▶ Texto seleccionado:

*-*-*

Esta generación de adolescentes confusos, infelices, excluidos, incapaces de conectar con el otro, adictos a la tecnología y sin visión del futuro es la que nosotros, millenials, con nuestras propias batallas y traumas hemos criado y es la que nos corresponde acompañar hacía una adultez responsable, guiándolos por caminos que tampoco conocemos, porque no fue esta nuestra realidad.
Nos enfrentamos con terror a la tarea de la crianza, presos de nuestras propias inseguridades, dando lo mejor que podemos con las herramientas que tenemos, pero, en todo caso, navegando en un mar desconocido, adivinando los pensamientos de nuestros propios hijos, intentando comprender su forma de relacionarse con su entorno y castigándonos de manera permanente por nuestra evidente torpeza al tratar de comprender sus realidades.
Somos responsables de los gobernantes del futuro, de los próximos maestros, de quienes salvarán o terminarán de destruir el planeta. Llevamos sobre los hombros la carga inmensa de un futuro complejo de imaginar.
Criamos por amor a nosotros mismos, a nuestros hijos, pero también por amor a un futuro que esperamos sea mejor que el presente.
Criamos como un acto de valentía en un presente lleno de desesperanza.

*-*-*

▶ Datos sin procesar:

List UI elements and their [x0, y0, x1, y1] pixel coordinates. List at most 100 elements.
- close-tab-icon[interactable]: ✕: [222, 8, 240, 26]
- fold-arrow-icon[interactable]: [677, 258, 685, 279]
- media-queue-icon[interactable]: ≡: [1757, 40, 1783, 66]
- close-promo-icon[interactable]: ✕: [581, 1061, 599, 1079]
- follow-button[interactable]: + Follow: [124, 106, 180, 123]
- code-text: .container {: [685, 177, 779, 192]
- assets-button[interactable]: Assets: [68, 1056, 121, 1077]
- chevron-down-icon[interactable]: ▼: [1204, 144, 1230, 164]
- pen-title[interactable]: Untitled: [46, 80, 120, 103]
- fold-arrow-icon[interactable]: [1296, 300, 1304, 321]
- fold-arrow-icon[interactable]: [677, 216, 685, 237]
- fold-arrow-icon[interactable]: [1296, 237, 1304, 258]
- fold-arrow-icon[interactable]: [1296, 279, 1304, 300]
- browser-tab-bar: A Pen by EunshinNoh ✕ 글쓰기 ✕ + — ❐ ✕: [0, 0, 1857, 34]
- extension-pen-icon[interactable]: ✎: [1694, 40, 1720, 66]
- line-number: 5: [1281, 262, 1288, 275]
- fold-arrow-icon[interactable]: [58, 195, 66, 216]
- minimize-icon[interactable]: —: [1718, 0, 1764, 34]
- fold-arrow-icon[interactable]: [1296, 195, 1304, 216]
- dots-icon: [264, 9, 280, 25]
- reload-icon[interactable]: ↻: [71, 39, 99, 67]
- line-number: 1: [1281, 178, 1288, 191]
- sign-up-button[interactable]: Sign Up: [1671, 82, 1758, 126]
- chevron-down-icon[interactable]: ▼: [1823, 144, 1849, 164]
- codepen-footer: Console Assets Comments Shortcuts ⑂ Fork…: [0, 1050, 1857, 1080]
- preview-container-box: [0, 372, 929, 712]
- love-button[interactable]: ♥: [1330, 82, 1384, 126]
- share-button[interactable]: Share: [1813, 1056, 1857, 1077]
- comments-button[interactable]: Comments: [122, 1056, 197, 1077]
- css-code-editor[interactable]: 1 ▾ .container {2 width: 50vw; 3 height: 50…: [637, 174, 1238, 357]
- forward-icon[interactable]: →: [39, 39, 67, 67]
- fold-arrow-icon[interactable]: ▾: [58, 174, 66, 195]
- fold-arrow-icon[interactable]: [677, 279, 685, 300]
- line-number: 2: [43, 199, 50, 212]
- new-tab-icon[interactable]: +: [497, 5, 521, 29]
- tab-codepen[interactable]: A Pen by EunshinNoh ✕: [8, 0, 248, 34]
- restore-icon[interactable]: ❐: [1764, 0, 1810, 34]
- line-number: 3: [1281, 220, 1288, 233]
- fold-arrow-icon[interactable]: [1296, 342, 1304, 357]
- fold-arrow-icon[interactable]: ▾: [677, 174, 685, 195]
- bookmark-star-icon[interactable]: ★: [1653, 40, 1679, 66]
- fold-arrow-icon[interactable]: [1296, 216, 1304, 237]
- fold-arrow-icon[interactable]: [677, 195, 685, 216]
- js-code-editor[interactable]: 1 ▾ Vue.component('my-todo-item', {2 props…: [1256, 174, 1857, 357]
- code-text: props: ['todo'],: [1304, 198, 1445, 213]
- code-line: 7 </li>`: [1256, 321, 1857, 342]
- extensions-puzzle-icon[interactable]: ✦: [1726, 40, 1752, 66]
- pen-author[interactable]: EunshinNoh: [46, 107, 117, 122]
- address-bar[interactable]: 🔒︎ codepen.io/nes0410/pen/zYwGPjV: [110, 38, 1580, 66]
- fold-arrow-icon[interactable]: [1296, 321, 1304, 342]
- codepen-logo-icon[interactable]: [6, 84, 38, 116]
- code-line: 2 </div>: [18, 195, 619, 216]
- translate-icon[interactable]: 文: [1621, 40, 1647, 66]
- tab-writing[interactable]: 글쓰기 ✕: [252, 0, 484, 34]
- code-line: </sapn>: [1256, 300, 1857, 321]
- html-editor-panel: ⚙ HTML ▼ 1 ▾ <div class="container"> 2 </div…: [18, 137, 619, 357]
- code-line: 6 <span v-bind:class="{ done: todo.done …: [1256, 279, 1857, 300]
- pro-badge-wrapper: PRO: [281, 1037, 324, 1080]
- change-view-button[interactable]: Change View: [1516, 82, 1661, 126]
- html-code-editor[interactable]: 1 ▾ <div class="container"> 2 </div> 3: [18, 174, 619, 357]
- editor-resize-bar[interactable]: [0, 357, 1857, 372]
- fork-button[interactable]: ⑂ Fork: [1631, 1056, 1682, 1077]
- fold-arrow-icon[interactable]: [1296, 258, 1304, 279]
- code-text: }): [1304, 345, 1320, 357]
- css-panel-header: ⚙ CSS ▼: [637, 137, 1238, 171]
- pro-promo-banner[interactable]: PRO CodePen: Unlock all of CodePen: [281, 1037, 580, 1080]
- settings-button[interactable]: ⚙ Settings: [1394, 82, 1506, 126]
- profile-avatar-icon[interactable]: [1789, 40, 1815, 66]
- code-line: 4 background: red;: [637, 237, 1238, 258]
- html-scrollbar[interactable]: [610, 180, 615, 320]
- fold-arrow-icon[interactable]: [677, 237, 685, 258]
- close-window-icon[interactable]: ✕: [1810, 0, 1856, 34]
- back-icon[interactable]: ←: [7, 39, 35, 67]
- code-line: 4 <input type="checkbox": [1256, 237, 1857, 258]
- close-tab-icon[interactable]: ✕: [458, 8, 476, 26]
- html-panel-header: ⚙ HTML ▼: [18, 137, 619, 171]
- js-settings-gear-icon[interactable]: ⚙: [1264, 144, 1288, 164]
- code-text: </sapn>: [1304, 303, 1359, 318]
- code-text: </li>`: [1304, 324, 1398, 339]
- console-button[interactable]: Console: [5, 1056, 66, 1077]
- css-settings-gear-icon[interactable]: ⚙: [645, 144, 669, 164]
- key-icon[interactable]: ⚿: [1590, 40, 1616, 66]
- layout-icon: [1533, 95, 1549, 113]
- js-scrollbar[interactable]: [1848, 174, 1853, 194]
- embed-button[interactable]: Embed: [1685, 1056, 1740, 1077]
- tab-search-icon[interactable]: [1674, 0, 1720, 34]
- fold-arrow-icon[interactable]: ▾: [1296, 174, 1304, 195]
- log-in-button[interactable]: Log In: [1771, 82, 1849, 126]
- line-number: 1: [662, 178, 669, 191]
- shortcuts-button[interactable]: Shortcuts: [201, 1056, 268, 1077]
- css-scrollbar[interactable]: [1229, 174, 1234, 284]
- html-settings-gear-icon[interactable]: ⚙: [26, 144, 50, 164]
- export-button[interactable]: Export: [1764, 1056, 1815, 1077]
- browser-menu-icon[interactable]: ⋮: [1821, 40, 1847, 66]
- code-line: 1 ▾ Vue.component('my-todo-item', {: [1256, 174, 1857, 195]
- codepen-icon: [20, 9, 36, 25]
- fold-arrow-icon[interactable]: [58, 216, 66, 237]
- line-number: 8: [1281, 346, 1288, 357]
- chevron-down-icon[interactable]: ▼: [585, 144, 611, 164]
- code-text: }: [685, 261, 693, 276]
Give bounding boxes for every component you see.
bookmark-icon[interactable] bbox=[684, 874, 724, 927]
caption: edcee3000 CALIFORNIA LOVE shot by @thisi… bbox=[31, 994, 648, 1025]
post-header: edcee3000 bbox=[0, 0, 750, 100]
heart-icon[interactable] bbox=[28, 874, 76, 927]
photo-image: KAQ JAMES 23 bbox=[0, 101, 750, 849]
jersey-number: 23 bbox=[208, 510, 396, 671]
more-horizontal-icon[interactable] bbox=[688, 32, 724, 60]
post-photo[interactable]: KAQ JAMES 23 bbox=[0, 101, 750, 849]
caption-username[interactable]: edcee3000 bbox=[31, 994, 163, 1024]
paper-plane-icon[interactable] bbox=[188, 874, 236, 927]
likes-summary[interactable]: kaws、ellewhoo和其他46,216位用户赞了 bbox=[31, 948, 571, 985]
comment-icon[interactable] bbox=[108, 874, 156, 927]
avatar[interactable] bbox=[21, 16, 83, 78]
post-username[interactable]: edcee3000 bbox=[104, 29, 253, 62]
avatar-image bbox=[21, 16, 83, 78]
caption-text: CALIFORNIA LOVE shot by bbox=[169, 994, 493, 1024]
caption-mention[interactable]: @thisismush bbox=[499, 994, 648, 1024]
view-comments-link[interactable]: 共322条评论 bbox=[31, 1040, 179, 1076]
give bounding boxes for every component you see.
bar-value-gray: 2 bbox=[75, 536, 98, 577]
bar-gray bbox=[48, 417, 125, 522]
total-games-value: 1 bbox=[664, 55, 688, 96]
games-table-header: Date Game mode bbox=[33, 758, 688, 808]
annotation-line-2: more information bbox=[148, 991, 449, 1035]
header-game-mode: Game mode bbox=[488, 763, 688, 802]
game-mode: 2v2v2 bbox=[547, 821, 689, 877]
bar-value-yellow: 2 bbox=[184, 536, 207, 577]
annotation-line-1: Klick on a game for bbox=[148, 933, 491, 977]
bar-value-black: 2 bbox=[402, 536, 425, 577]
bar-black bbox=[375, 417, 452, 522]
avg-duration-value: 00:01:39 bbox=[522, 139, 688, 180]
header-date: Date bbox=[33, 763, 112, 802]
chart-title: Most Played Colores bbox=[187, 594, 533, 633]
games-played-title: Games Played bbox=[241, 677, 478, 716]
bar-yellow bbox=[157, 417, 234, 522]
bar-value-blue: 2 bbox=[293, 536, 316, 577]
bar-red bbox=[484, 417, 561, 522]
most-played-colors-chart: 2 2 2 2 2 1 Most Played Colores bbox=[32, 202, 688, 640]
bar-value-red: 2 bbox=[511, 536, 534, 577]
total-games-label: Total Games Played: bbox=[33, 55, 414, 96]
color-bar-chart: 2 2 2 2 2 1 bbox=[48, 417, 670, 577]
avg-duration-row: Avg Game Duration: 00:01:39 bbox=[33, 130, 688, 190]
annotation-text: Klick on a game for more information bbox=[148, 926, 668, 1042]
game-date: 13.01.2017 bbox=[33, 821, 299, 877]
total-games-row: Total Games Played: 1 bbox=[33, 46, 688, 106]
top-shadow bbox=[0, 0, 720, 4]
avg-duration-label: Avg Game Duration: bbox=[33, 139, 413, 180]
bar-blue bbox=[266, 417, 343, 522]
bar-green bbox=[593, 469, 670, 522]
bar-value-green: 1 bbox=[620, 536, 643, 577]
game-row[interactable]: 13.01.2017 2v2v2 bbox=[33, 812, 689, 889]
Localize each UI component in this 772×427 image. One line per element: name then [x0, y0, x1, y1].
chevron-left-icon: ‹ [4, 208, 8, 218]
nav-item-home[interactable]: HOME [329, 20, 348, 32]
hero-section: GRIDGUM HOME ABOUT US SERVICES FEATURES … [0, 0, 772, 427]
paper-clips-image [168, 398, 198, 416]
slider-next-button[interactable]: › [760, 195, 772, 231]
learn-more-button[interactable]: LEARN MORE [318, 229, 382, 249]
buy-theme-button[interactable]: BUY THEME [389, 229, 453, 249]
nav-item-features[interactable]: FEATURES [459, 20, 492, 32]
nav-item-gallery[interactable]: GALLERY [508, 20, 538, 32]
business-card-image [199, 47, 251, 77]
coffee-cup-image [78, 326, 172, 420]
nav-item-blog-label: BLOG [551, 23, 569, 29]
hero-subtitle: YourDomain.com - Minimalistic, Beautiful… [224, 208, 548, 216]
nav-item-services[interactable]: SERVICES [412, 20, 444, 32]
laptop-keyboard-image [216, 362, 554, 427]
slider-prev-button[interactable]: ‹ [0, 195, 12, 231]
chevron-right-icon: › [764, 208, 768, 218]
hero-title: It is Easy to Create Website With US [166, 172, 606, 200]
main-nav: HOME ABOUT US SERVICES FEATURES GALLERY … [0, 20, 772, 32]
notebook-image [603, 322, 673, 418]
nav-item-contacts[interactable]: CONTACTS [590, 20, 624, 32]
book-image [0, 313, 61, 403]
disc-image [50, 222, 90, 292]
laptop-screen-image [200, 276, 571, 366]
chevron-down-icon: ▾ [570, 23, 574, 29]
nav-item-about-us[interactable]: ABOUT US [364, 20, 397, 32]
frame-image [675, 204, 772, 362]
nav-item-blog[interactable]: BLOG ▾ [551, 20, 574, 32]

*-*-*

▶ Por hacer:
Según el texto sobre la crianza, ¿qué generación ha criado a estos adolescentes?

▶ Resultado del ejercicio:
Los millenials.